**TASK INSTRUCTIONS**
Write out each line of the listing as it stands, without the images.

**RECORDED DATA**
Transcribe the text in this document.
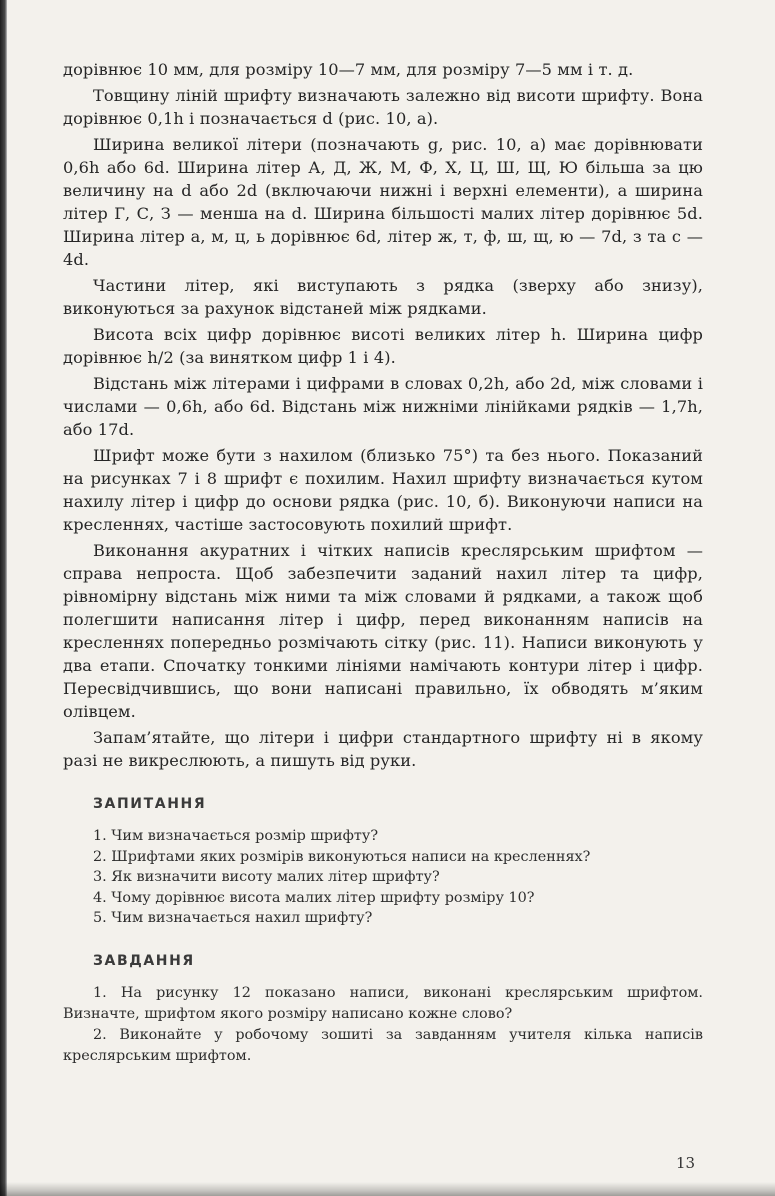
дорівнює 10 мм, для розміру 10—7 мм, для розміру 7—5 мм і т. д.

Товщину ліній шрифту визначають залежно від висоти шрифту. Вона дорівнює 0,1h і позначається d (рис. 10, а).

Ширина великої літери (позначають g, рис. 10, а) має дорівнювати 0,6h або 6d. Ширина літер А, Д, Ж, М, Ф, Х, Ц, Ш, Щ, Ю більша за цю величину на d або 2d (включаючи нижні і верхні елементи), а ширина літер Г, С, З — менша на d. Ширина більшості малих літер дорівнює 5d. Ширина літер а, м, ц, ь дорівнює 6d, літер ж, т, ф, ш, щ, ю — 7d, з та с — 4d.

Частини літер, які виступають з рядка (зверху або знизу), виконуються за рахунок відстаней між рядками.

Висота всіх цифр дорівнює висоті великих літер h. Ширина цифр дорівнює h/2 (за винятком цифр 1 і 4).

Відстань між літерами і цифрами в словах 0,2h, або 2d, між словами і числами — 0,6h, або 6d. Відстань між нижніми лінійками рядків — 1,7h, або 17d.

Шрифт може бути з нахилом (близько 75°) та без нього. Показаний на рисунках 7 і 8 шрифт є похилим. Нахил шрифту визначається кутом нахилу літер і цифр до основи рядка (рис. 10, б). Виконуючи написи на кресленнях, частіше застосовують похилий шрифт.

Виконання акуратних і чітких написів креслярським шрифтом — справа непроста. Щоб забезпечити заданий нахил літер та цифр, рівномірну відстань між ними та між словами й рядками, а також щоб полегшити написання літер і цифр, перед виконанням написів на кресленнях попередньо розмічають сітку (рис. 11). Написи виконують у два етапи. Спочатку тонкими лініями намічають контури літер і цифр. Пересвідчившись, що вони написані правильно, їх обводять м’яким олівцем.

Запам’ятайте, що літери і цифри стандартного шрифту ні в якому разі не викреслюють, а пишуть від руки.

ЗАПИТАННЯ
1. Чим визначається розмір шрифту?
2. Шрифтами яких розмірів виконуються написи на кресленнях?
3. Як визначити висоту малих літер шрифту?
4. Чому дорівнює висота малих літер шрифту розміру 10?
5. Чим визначається нахил шрифту?
ЗАВДАННЯ

1. На рисунку 12 показано написи, виконані креслярським шрифтом. Визначте, шрифтом якого розміру написано кожне слово?

2. Виконайте у робочому зошиті за завданням учителя кілька написів креслярським шрифтом.

13
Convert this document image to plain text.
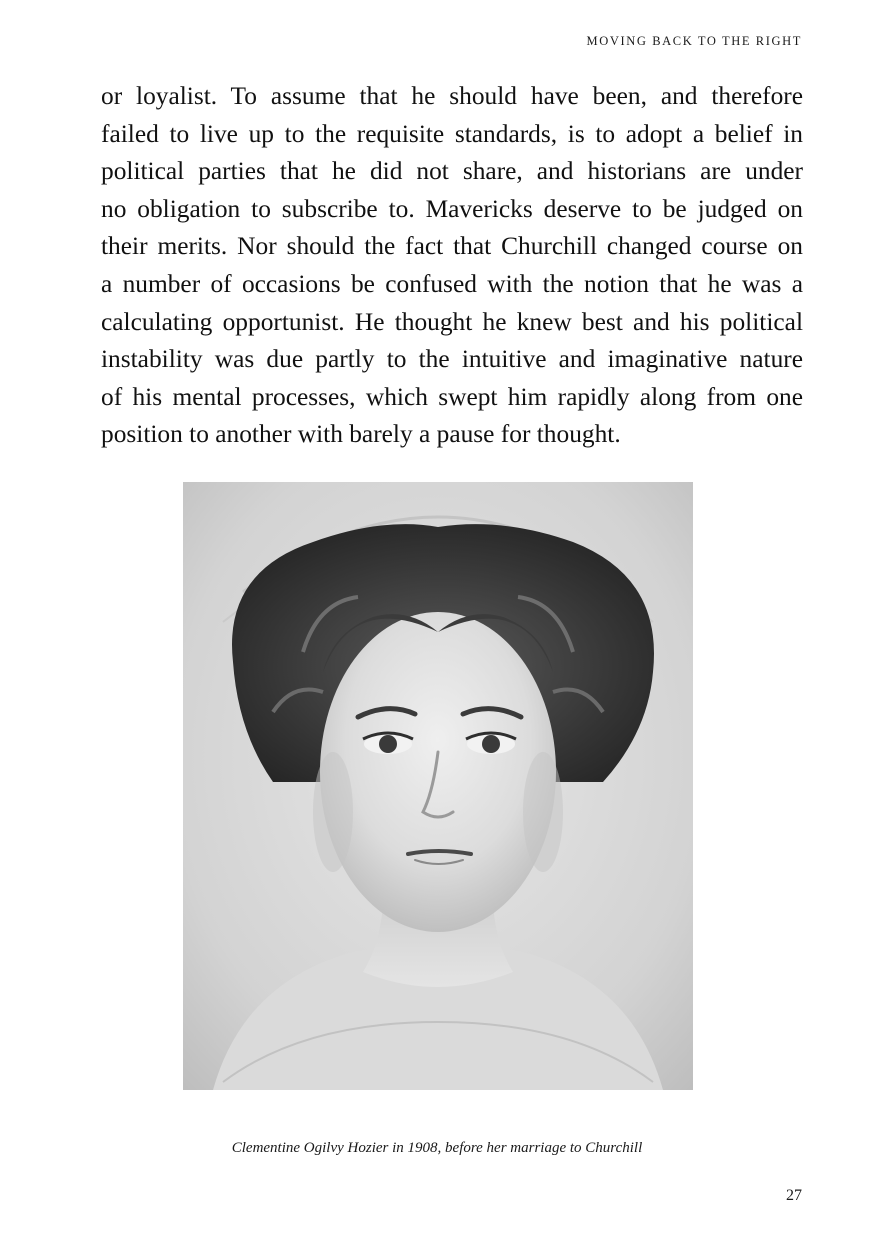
MOVING BACK TO THE RIGHT

or loyalist. To assume that he should have been, and therefore
failed to live up to the requisite standards, is to adopt a belief in
political parties that he did not share, and historians are under
no obligation to subscribe to. Mavericks deserve to be judged on
their merits. Nor should the fact that Churchill changed course on
a number of occasions be confused with the notion that he was a
calculating opportunist. He thought he knew best and his political
instability was due partly to the intuitive and imaginative nature
of his mental processes, which swept him rapidly along from one
position to another with barely a pause for thought.

Clementine Ogilvy Hozier in 1908, before her marriage to Churchill
27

**TASK SOLUTION**
Transcribe the text in this document.
дорівнює 10 мм, для розміру 10—7 мм, для розміру 7—5 мм і т. д.

Товщину ліній шрифту визначають залежно від висоти шрифту. Вона дорівнює 0,1h і позначається d (рис. 10, а).

Ширина великої літери (позначають g, рис. 10, а) має дорівнювати 0,6h або 6d. Ширина літер А, Д, Ж, М, Ф, Х, Ц, Ш, Щ, Ю більша за цю величину на d або 2d (включаючи нижні і верхні елементи), а ширина літер Г, С, З — менша на d. Ширина більшості малих літер дорівнює 5d. Ширина літер а, м, ц, ь дорівнює 6d, літер ж, т, ф, ш, щ, ю — 7d, з та с — 4d.

Частини літер, які виступають з рядка (зверху або знизу), виконуються за рахунок відстаней між рядками.

Висота всіх цифр дорівнює висоті великих літер h. Ширина цифр дорівнює h/2 (за винятком цифр 1 і 4).

Відстань між літерами і цифрами в словах 0,2h, або 2d, між словами і числами — 0,6h, або 6d. Відстань між нижніми лінійками рядків — 1,7h, або 17d.

Шрифт може бути з нахилом (близько 75°) та без нього. Показаний на рисунках 7 і 8 шрифт є похилим. Нахил шрифту визначається кутом нахилу літер і цифр до основи рядка (рис. 10, б). Виконуючи написи на кресленнях, частіше застосовують похилий шрифт.

Виконання акуратних і чітких написів креслярським шрифтом — справа непроста. Щоб забезпечити заданий нахил літер та цифр, рівномірну відстань між ними та між словами й рядками, а також щоб полегшити написання літер і цифр, перед виконанням написів на кресленнях попередньо розмічають сітку (рис. 11). Написи виконують у два етапи. Спочатку тонкими лініями намічають контури літер і цифр. Пересвідчившись, що вони написані правильно, їх обводять м’яким олівцем.

Запам’ятайте, що літери і цифри стандартного шрифту ні в якому разі не викреслюють, а пишуть від руки.

ЗАПИТАННЯ
1. Чим визначається розмір шрифту?
2. Шрифтами яких розмірів виконуються написи на кресленнях?
3. Як визначити висоту малих літер шрифту?
4. Чому дорівнює висота малих літер шрифту розміру 10?
5. Чим визначається нахил шрифту?
ЗАВДАННЯ

1. На рисунку 12 показано написи, виконані креслярським шрифтом. Визначте, шрифтом якого розміру написано кожне слово?

2. Виконайте у робочому зошиті за завданням учителя кілька написів креслярським шрифтом.

13
Convert this document image to plain text.
MOVING BACK TO THE RIGHT

or loyalist. To assume that he should have been, and therefore
failed to live up to the requisite standards, is to adopt a belief in
political parties that he did not share, and historians are under
no obligation to subscribe to. Mavericks deserve to be judged on
their merits. Nor should the fact that Churchill changed course on
a number of occasions be confused with the notion that he was a
calculating opportunist. He thought he knew best and his political
instability was due partly to the intuitive and imaginative nature
of his mental processes, which swept him rapidly along from one
position to another with barely a pause for thought.

Clementine Ogilvy Hozier in 1908, before her marriage to Churchill
27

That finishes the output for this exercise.